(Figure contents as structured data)
= = = =

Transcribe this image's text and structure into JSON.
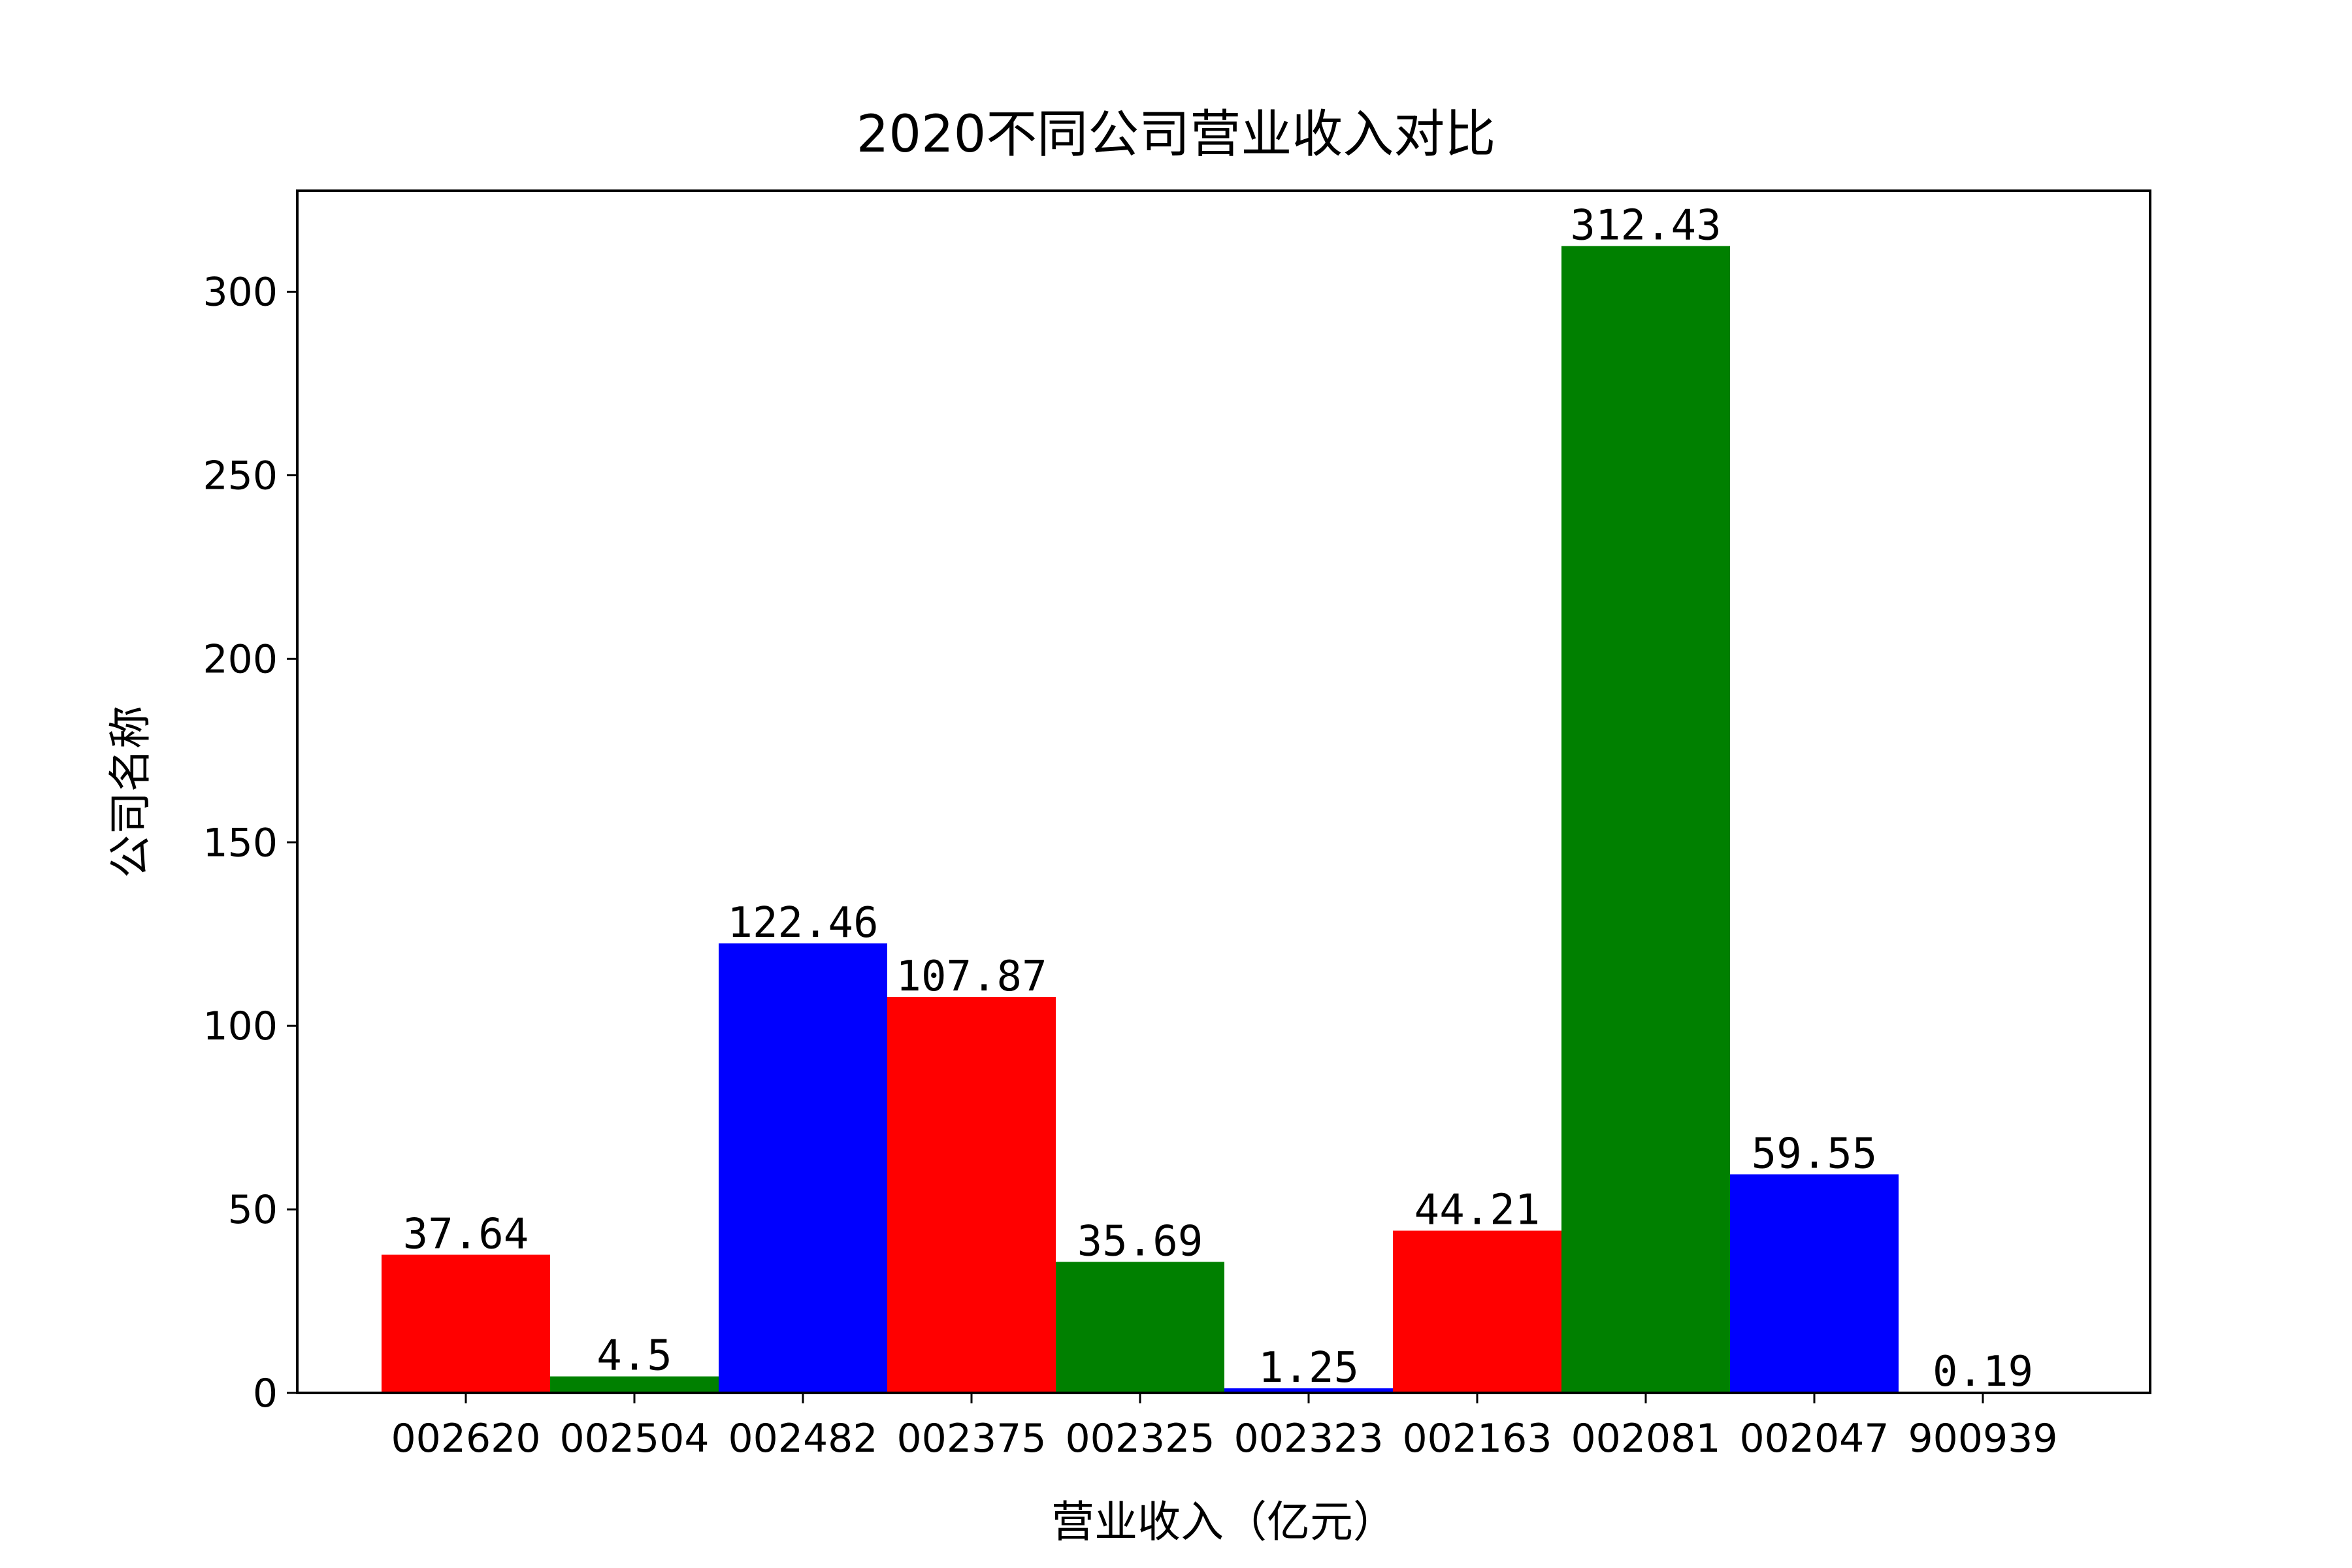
{
  "chart_data": {
    "type": "bar",
    "title": "2020不同公司营业收入对比",
    "xlabel": "营业收入（亿元）",
    "ylabel": "公司名称",
    "categories": [
      "002620",
      "002504",
      "002482",
      "002375",
      "002325",
      "002323",
      "002163",
      "002081",
      "002047",
      "900939"
    ],
    "values": [
      37.64,
      4.5,
      122.46,
      107.87,
      35.69,
      1.25,
      44.21,
      312.43,
      59.55,
      0.19
    ],
    "value_labels": [
      "37.64",
      "4.5",
      "122.46",
      "107.87",
      "35.69",
      "1.25",
      "44.21",
      "312.43",
      "59.55",
      "0.19"
    ],
    "bar_colors": [
      "#ff0000",
      "#008000",
      "#0000ff",
      "#ff0000",
      "#008000",
      "#0000ff",
      "#ff0000",
      "#008000",
      "#0000ff",
      "#ff0000"
    ],
    "yticks": [
      0,
      50,
      100,
      150,
      200,
      250,
      300
    ],
    "ylim": [
      0,
      327.5
    ],
    "grid": false,
    "legend": "none"
  }
}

= = = =

-- PROBLEM STATEMENT --
All the records above need to be given again word for word. Skip the pictures.

-- THE RESPONSE --
Transcribe this image's text and structure into JSON.
{
  "chart_data": {
    "type": "bar",
    "title": "2020不同公司营业收入对比",
    "xlabel": "营业收入（亿元）",
    "ylabel": "公司名称",
    "categories": [
      "002620",
      "002504",
      "002482",
      "002375",
      "002325",
      "002323",
      "002163",
      "002081",
      "002047",
      "900939"
    ],
    "values": [
      37.64,
      4.5,
      122.46,
      107.87,
      35.69,
      1.25,
      44.21,
      312.43,
      59.55,
      0.19
    ],
    "value_labels": [
      "37.64",
      "4.5",
      "122.46",
      "107.87",
      "35.69",
      "1.25",
      "44.21",
      "312.43",
      "59.55",
      "0.19"
    ],
    "bar_colors": [
      "#ff0000",
      "#008000",
      "#0000ff",
      "#ff0000",
      "#008000",
      "#0000ff",
      "#ff0000",
      "#008000",
      "#0000ff",
      "#ff0000"
    ],
    "yticks": [
      0,
      50,
      100,
      150,
      200,
      250,
      300
    ],
    "ylim": [
      0,
      327.5
    ],
    "grid": false,
    "legend": "none"
  }
}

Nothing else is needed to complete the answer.